» **To be done**
Copy every line of the listing that holds the string "слова".
§ §
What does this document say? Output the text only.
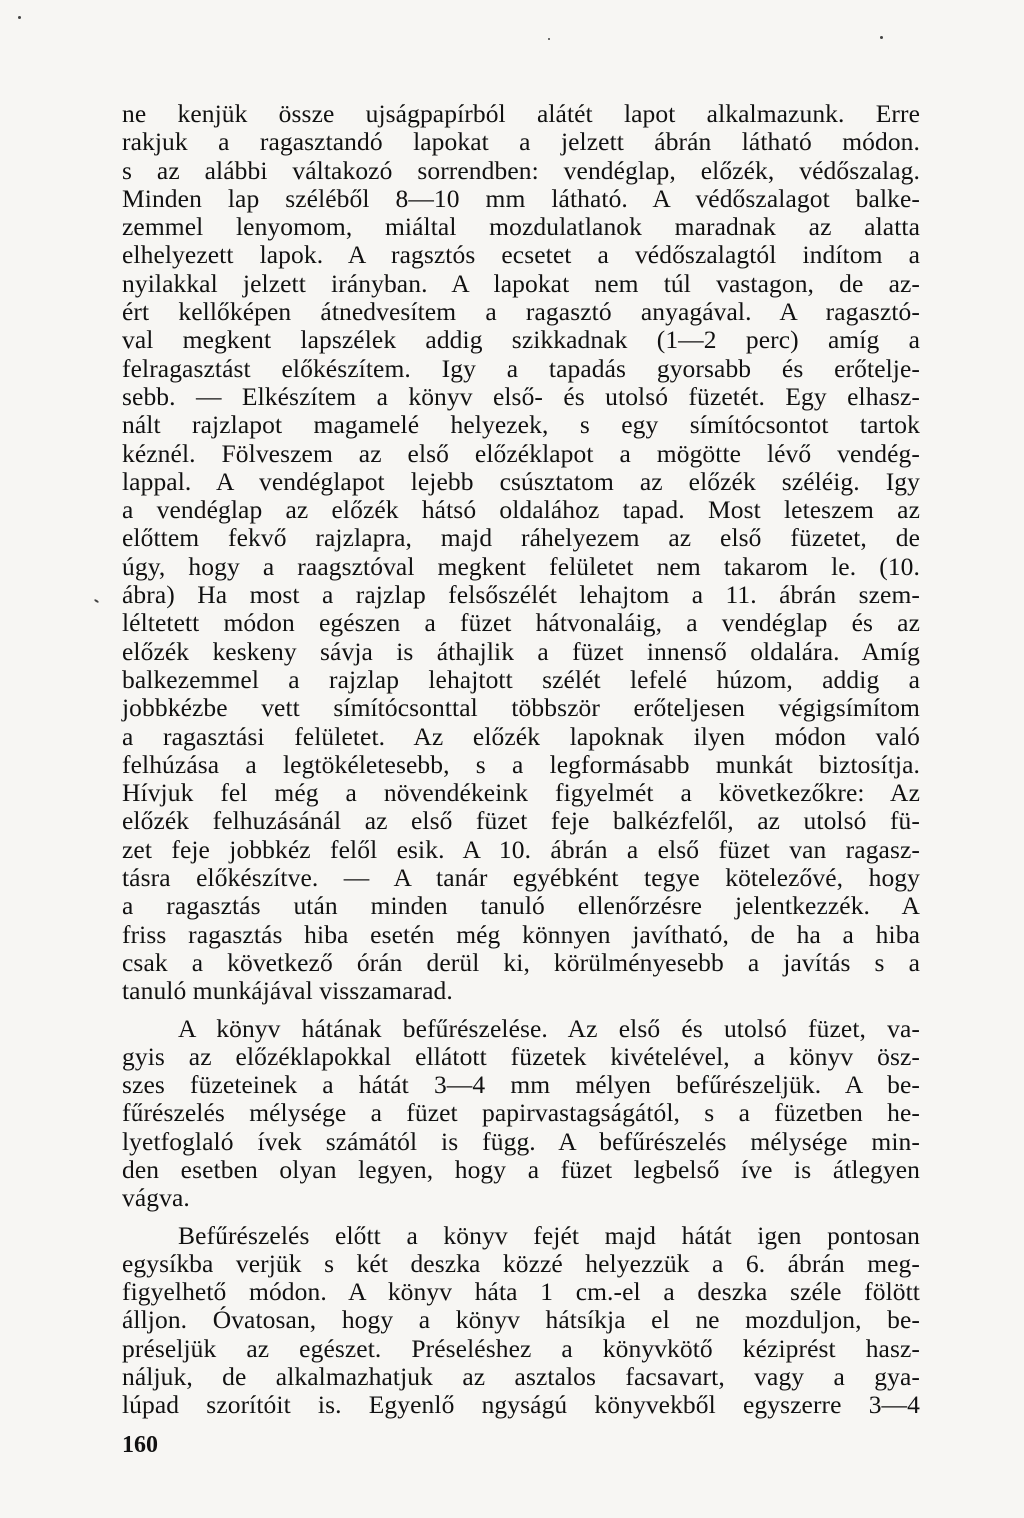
ne kenjük össze ujságpapírból alátét lapot alkalmazunk. Erre
rakjuk a ragasztandó lapokat a jelzett ábrán látható módon.
s az alábbi váltakozó sorrendben: vendéglap, előzék, védőszalag.
Minden lap széléből 8—10 mm látható. A védőszalagot balke-
zemmel lenyomom, miáltal mozdulatlanok maradnak az alatta
elhelyezett lapok. A ragsztós ecsetet a védőszalagtól indítom a
nyilakkal jelzett irányban. A lapokat nem túl vastagon, de az-
ért kellőképen átnedvesítem a ragasztó anyagával. A ragasztó-
val megkent lapszélek addig szikkadnak (1—2 perc) amíg a
felragasztást előkészítem. Igy a tapadás gyorsabb és erőtelje-
sebb. — Elkészítem a könyv első- és utolsó füzetét. Egy elhasz-
nált rajzlapot magamelé helyezek, s egy símítócsontot tartok
kéznél. Fölveszem az első előzéklapot a mögötte lévő vendég-
lappal. A vendéglapot lejebb csúsztatom az előzék széléig. Igy
a vendéglap az előzék hátsó oldalához tapad. Most leteszem az
előttem fekvő rajzlapra, majd ráhelyezem az első füzetet, de
úgy, hogy a raagsztóval megkent felületet nem takarom le. (10.
ábra) Ha most a rajzlap felsőszélét lehajtom a 11. ábrán szem-
léltetett módon egészen a füzet hátvonaláig, a vendéglap és az
előzék keskeny sávja is áthajlik a füzet innenső oldalára. Amíg
balkezemmel a rajzlap lehajtott szélét lefelé húzom, addig a
jobbkézbe vett símítócsonttal többször erőteljesen végigsímítom
a ragasztási felületet. Az előzék lapoknak ilyen módon való
felhúzása a legtökéletesebb, s a legformásabb munkát biztosítja.
Hívjuk fel még a növendékeink figyelmét a következőkre: Az
előzék felhuzásánál az első füzet feje balkézfelől, az utolsó fü-
zet feje jobbkéz felől esik. A 10. ábrán a első füzet van ragasz-
tásra előkészítve. — A tanár egyébként tegye kötelezővé, hogy
a ragasztás után minden tanuló ellenőrzésre jelentkezzék. A
friss ragasztás hiba esetén még könnyen javítható, de ha a hiba
csak a következő órán derül ki, körülményesebb a javítás s a
tanuló munkájával visszamarad.
A könyv hátának befűrészelése. Az első és utolsó füzet, va-
gyis az előzéklapokkal ellátott füzetek kivételével, a könyv ösz-
szes füzeteinek a hátát 3—4 mm mélyen befűrészeljük. A be-
fűrészelés mélysége a füzet papirvastagságától, s a füzetben he-
lyetfoglaló ívek számától is függ. A befűrészelés mélysége min-
den esetben olyan legyen, hogy a füzet legbelső íve is átlegyen
vágva.
Befűrészelés előtt a könyv fejét majd hátát igen pontosan
egysíkba verjük s két deszka közzé helyezzük a 6. ábrán meg-
figyelhető módon. A könyv háta 1 cm.-el a deszka széle fölött
álljon. Óvatosan, hogy a könyv hátsíkja el ne mozduljon, be-
préseljük az egészet. Préseléshez a könyvkötő kéziprést hasz-
náljuk, de alkalmazhatjuk az asztalos facsavart, vagy a gya-
lúpad szorítóit is. Egyenlő ngyságú könyvekből egyszerre 3—4
160
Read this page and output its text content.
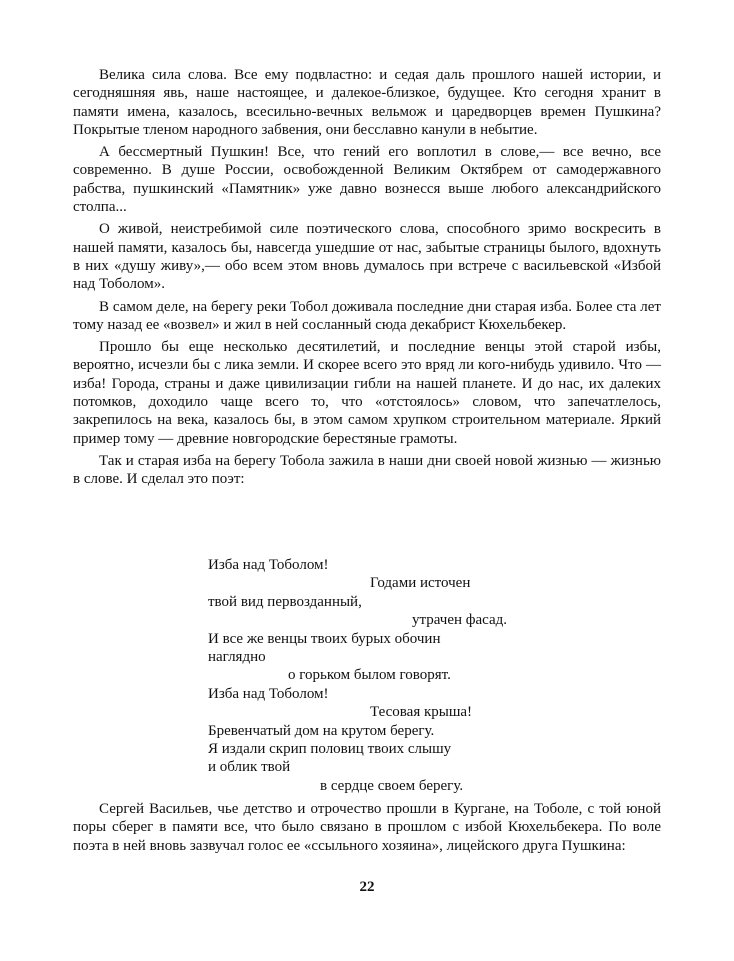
Велика сила слова. Все ему подвластно: и седая даль прошлого нашей истории, и сегодняшняя явь, наше настоящее, и далекое-близкое, будущее. Кто сегодня хранит в памяти имена, казалось, всесильно-вечных вельмож и царедворцев времен Пушкина? Покрытые тленом народного забвения, они бесславно канули в небытие.

А бессмертный Пушкин! Все, что гений его воплотил в слове,— все вечно, все современно. В душе России, освобожденной Великим Октябрем от самодержавного рабства, пушкинский «Памятник» уже давно вознесся выше любого александрийского столпа...

О живой, неистребимой силе поэтического слова, способного зримо воскресить в нашей памяти, казалось бы, навсегда ушедшие от нас, забытые страницы былого, вдохнуть в них «душу живу»,— обо всем этом вновь думалось при встрече с васильевской «Избой над Тоболом».

В самом деле, на берегу реки Тобол доживала последние дни старая изба. Более ста лет тому назад ее «возвел» и жил в ней сосланный сюда декабрист Кюхельбекер.

Прошло бы еще несколько десятилетий, и последние венцы этой старой избы, вероятно, исчезли бы с лика земли. И скорее всего это вряд ли кого-нибудь удивило. Что — изба! Города, страны и даже цивилизации гибли на нашей планете. И до нас, их далеких потомков, доходило чаще всего то, что «отстоялось» словом, что запечатлелось, закрепилось на века, казалось бы, в этом самом хрупком строительном материале. Яркий пример тому — древние новгородские берестяные грамоты.

Так и старая изба на берегу Тобола зажила в наши дни своей новой жизнью — жизнью в слове. И сделал это поэт:

Изба над Тоболом!
Годами источен
твой вид первозданный,
утрачен фасад.
И все же венцы твоих бурых обочин
наглядно
о горьком былом говорят.
Изба над Тоболом!
Тесовая крыша!
Бревенчатый дом на крутом берегу.
Я издали скрип половиц твоих слышу
и облик твой
в сердце своем берегу.

Сергей Васильев, чье детство и отрочество прошли в Кургане, на Тоболе, с той юной поры сберег в памяти все, что было связано в прошлом с избой Кюхельбекера. По воле поэта в ней вновь зазвучал голос ее «ссыльного хозяина», лицейского друга Пушкина:

22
§ §
» **Finished answer**
Велика сила слова. Все ему подвластно: и седая даль прошлого нашей истории, и сегодняшняя явь, наше настоящее, и далекое-близкое, будущее. Кто сегодня хранит в памяти имена, казалось, всесильно-вечных вельмож и царедворцев времен Пушкина? Покрытые тленом народного забвения, они бесславно канули в небытие.
О живой, неистребимой силе поэтического слова, способного зримо воскресить в нашей памяти, казалось бы, навсегда ушедшие от нас, забытые страницы былого, вдохнуть в них «душу живу»,— обо всем этом вновь думалось при встрече с васильевской «Избой над Тоболом».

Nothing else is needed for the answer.